**REQUIREMENTS:**
Wherever a line holds the word "ورقة", copy that line out.

▼

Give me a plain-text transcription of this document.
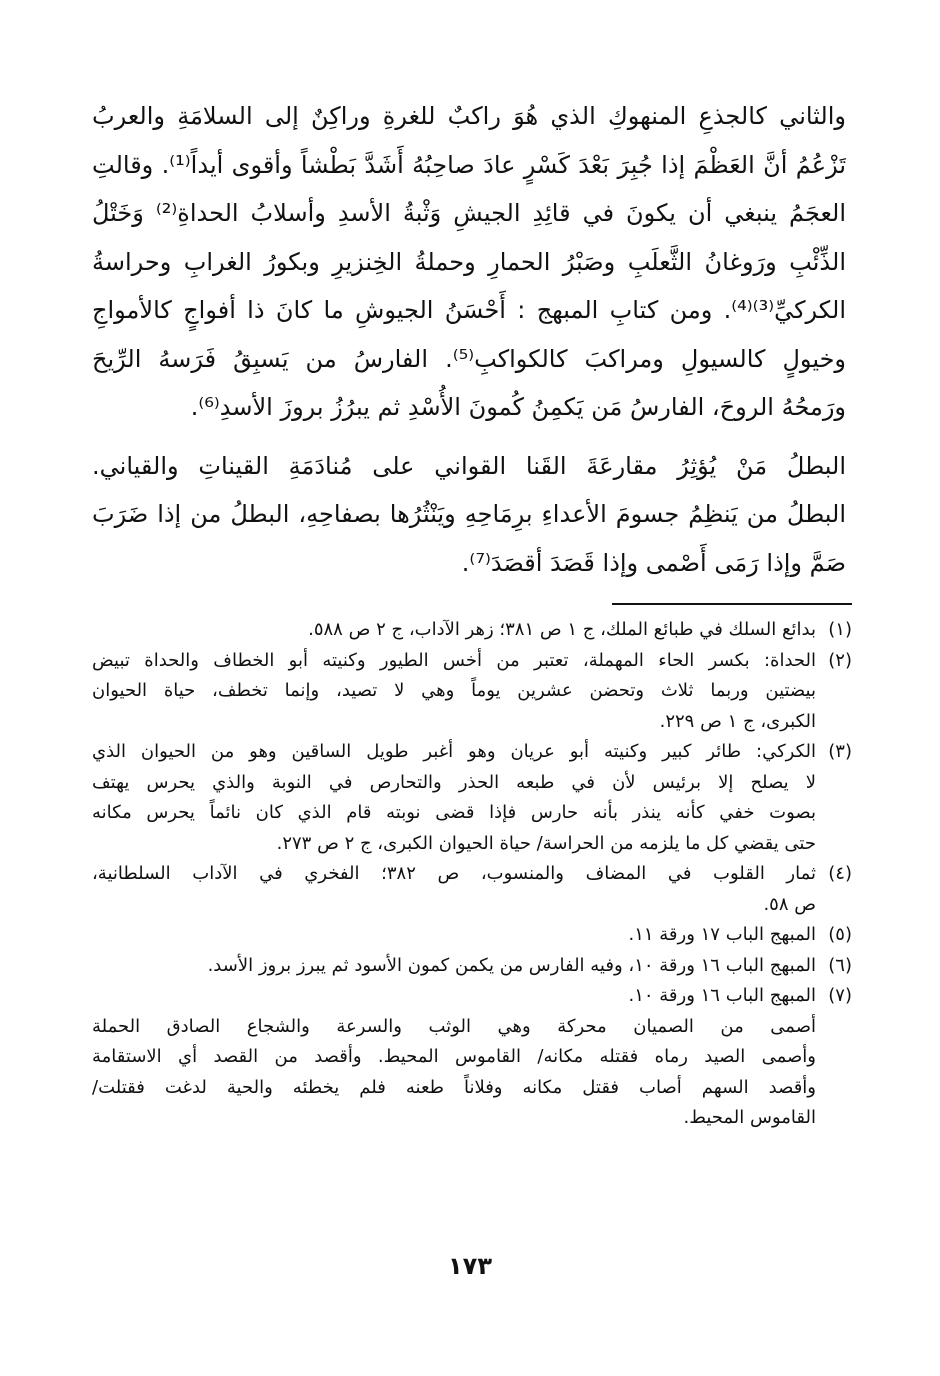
والثاني كالجذعِ المنهوكِ الذي هُوَ راكبٌ للغرةِ وراكِنٌ إلى السلامَةِ والعربُ
تَزْعُمُ أنَّ العَظْمَ إذا جُبِرَ بَعْدَ كَسْرٍ عادَ صاحِبُهُ أَشَدَّ بَطْشاً وأقوى أيداً⁽¹⁾. وقالتِ
العجَمُ ينبغي أن يكونَ في قائِدِ الجيشِ وَثْبةُ الأسدِ وأسلابُ الحداةِ⁽²⁾ وَخَتْلُ
الذِّئْبِ ورَوغانُ الثَّعلَبِ وصَبْرُ الحمارِ وحملةُ الخِنزيرِ وبكورُ الغرابِ وحراسةُ
الكركيِّ⁽³⁾⁽⁴⁾. ومن كتابِ المبهج : أَحْسَنُ الجيوشِ ما كانَ ذا أفواجٍ كالأمواجِ
وخيولٍ كالسيولِ ومراكبَ كالكواكبِ⁽⁵⁾. الفارسُ من يَسبِقُ فَرَسهُ الرِّيحَ
ورَمحُهُ الروحَ، الفارسُ مَن يَكمِنُ كُمونَ الأُسْدِ ثم يبرُزُ بروزَ الأسدِ⁽⁶⁾.
البطلُ مَنْ يُؤثِرُ مقارعَةَ القَنا القواني على مُنادَمَةِ القيناتِ والقياني.
البطلُ من يَنظِمُ جسومَ الأعداءِ برِمَاحِهِ ويَنْثُرُها بصفاحِهِ، البطلُ من إذا ضَرَبَ
صَمَّ وإذا رَمَى أَصْمى وإذا قَصَدَ أقصَدَ⁽⁷⁾.
(١)
بدائع السلك في طبائع الملك، ج ١ ص ٣٨١؛ زهر الآداب، ج ٢ ص ٥٨٨.
(٢)
الحداة: بكسر الحاء المهملة، تعتبر من أخس الطيور وكنيته أبو الخطاف والحداة تبيض
بيضتين وربما ثلاث وتحضن عشرين يوماً وهي لا تصيد، وإنما تخطف، حياة الحيوان
الكبرى، ج ١ ص ٢٢٩.
(٣)
الكركي: طائر كبير وكنيته أبو عريان وهو أغبر طويل الساقين وهو من الحيوان الذي
لا يصلح إلا برئيس لأن في طبعه الحذر والتحارص في النوبة والذي يحرس يهتف
بصوت خفي كأنه ينذر بأنه حارس فإذا قضى نوبته قام الذي كان نائماً يحرس مكانه
حتى يقضي كل ما يلزمه من الحراسة/ حياة الحيوان الكبرى، ج ٢ ص ٢٧٣.
(٤)
ثمار القلوب في المضاف والمنسوب، ص ٣٨٢؛ الفخري في الآداب السلطانية،
ص ٥٨.
(٥)
المبهج الباب ١٧ ورقة ١١.
(٦)
المبهج الباب ١٦ ورقة ١٠، وفيه الفارس من يكمن كمون الأسود ثم يبرز بروز الأسد.
(٧)
المبهج الباب ١٦ ورقة ١٠.
أصمى من الصميان محركة وهي الوثب والسرعة والشجاع الصادق الحملة
وأصمى الصيد رماه فقتله مكانه/ القاموس المحيط. وأقصد من القصد أي الاستقامة
وأقصد السهم أصاب فقتل مكانه وفلاناً طعنه فلم يخطئه والحية لدغت فقتلت/
القاموس المحيط.
١٧٣
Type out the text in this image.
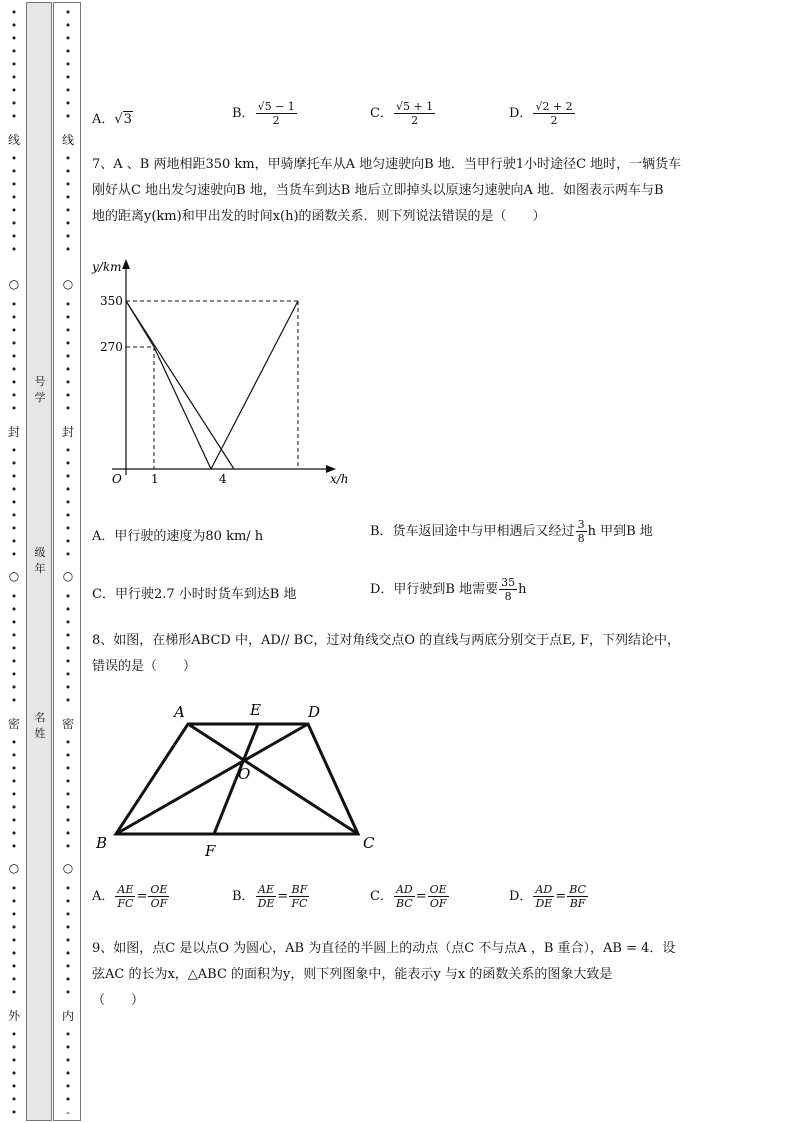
•
•
•
•
•
•
•
•
•
•
•
•
•
•
•
•
•
•
•
•
•
•
•
•
•
•
•
•
•
•
•
•
•
•
•
•
•
•
•
•
•
•
•
•
•
•
•
•
•
•
•
•
•
•
•
•
•
•
•
•
•
•
•
•
•
•
•
•
•
•
•
•
•
•
•
•
•
•
•
•
•
•
•
•
•
•
•
•
•
•
•
•
•
•
•
•
•
•
•
•
•
•
•
•
•
•
•
•
•
•
•
•
•
•
•
•
•
•
•
•
•
•
•
•
•
•
•
•
•
•
•
•
•
•
•
•
•
-
线
○
封
○
密
○
外
线
○
封
○
密
○
内
号学
级年
名姓
A．√3	B． $\frac{√5 - 1}{2}$	C． $\frac{√5 + 1}{2}$	D． $\frac{√2 + 2}{2}$
7、A 、B 两地相距350 km，甲骑摩托车从A 地匀速驶向B 地．当甲行驶1小时途径C 地时，一辆货车
刚好从C 地出发匀速驶向B 地，当货车到达B 地后立即掉头以原速匀速驶向A 地．如图表示两车与B
地的距离y(km)和甲出发的时间x(h)的函数关系．则下列说法错误的是（　　）
y/km
x/h
O
350
270
1	4
A．甲行驶的速度为80 km/ h	B．货车返回途中与甲相遇后又经过 $\frac{3}{8}$ h 甲到B 地
C．甲行驶2.7 小时时货车到达B 地	D．甲行驶到B 地需要 $\frac{35}{8}$ h
8、如图，在梯形ABCD 中，AD// BC，过对角线交点O 的直线与两底分别交于点E, F，下列结论中，
错误的是（　　）
A	E	D
O
B	F	C
A． $\frac{AE}{FC} = \frac{OE}{OF}$	B． $\frac{AE}{DE} = \frac{BF}{FC}$	C． $\frac{AD}{BC} = \frac{OE}{OF}$	D． $\frac{AD}{DE} = \frac{BC}{BF}$
9、如图，点C 是以点O 为圆心，AB 为直径的半圆上的动点（点C 不与点A ，B 重合），AB = 4．设
弦AC 的长为x，△ABC 的面积为y，则下列图象中，能表示y 与x 的函数关系的图象大致是
（　　）
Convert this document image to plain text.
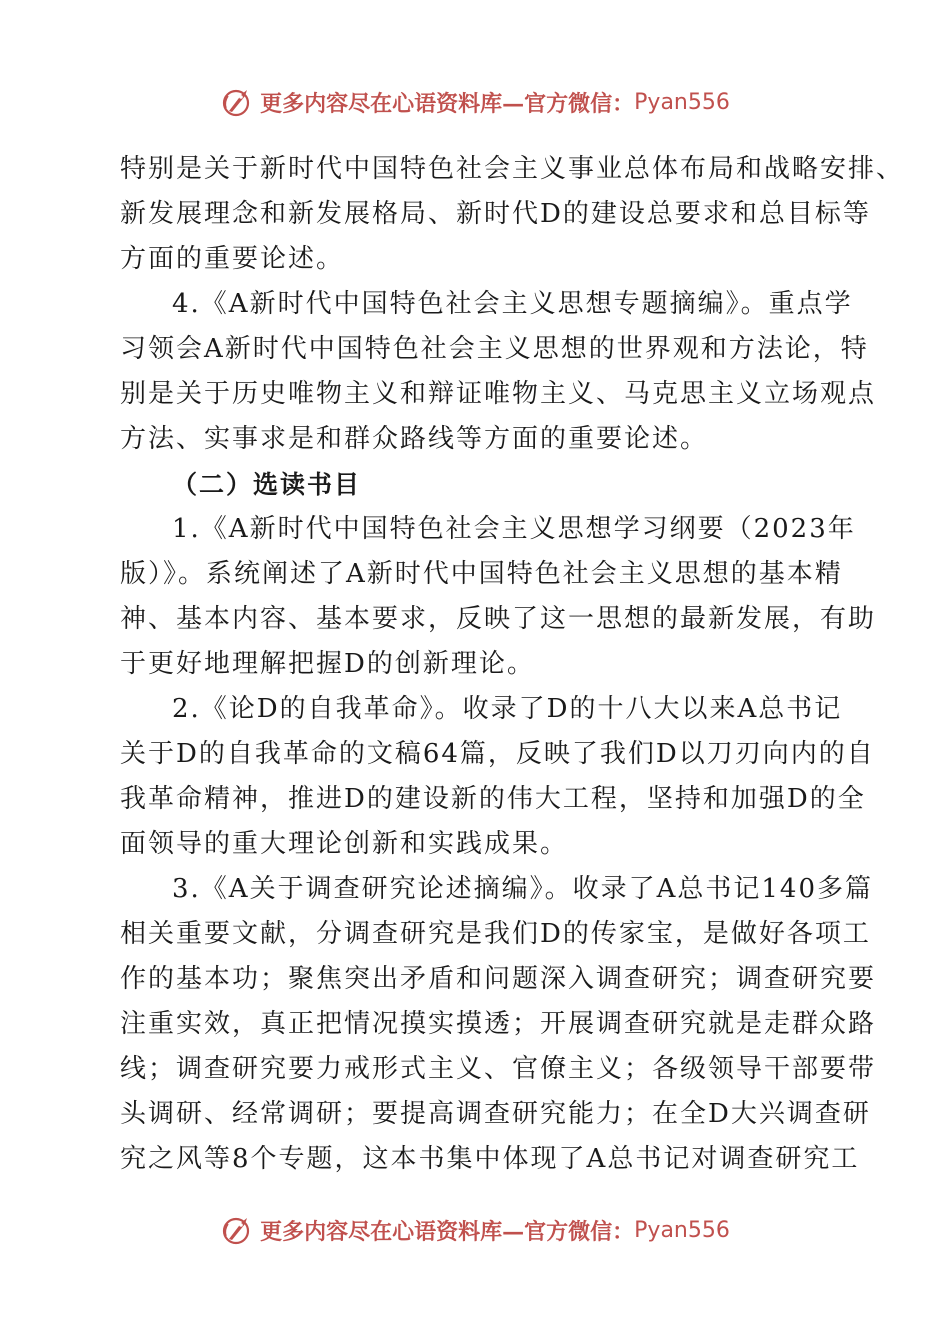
更多内容尽在心语资料库—官方微信： Pyan556

特别是关于新时代中国特色社会主义事业总体布局和战略安排、
新发展理念和新发展格局、新时代D的建设总要求和总目标等
方面的重要论述。

4.《A新时代中国特色社会主义思想专题摘编》。重点学
习领会A新时代中国特色社会主义思想的世界观和方法论，特
别是关于历史唯物主义和辩证唯物主义、马克思主义立场观点
方法、实事求是和群众路线等方面的重要论述。

（二）选读书目

1.《A新时代中国特色社会主义思想学习纲要（2023年
版）》。系统阐述了A新时代中国特色社会主义思想的基本精
神、基本内容、基本要求，反映了这一思想的最新发展，有助
于更好地理解把握D的创新理论。

2.《论D的自我革命》。收录了D的十八大以来A总书记
关于D的自我革命的文稿64篇，反映了我们D以刀刃向内的自
我革命精神，推进D的建设新的伟大工程，坚持和加强D的全
面领导的重大理论创新和实践成果。

3.《A关于调查研究论述摘编》。收录了A总书记140多篇
相关重要文献，分调查研究是我们D的传家宝，是做好各项工
作的基本功；聚焦突出矛盾和问题深入调查研究；调查研究要
注重实效，真正把情况摸实摸透；开展调查研究就是走群众路
线；调查研究要力戒形式主义、官僚主义；各级领导干部要带
头调研、经常调研；要提高调查研究能力；在全D大兴调查研
究之风等8个专题，这本书集中体现了A总书记对调查研究工

更多内容尽在心语资料库—官方微信： Pyan556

▲

**EXPECTED ANSWER:**
المبهج الباب ١٧ ورقة ١١.
المبهج الباب ١٦ ورقة ١٠، وفيه الفارس من يكمن كمون الأسود ثم يبرز بروز الأسد.
المبهج الباب ١٦ ورقة ١٠.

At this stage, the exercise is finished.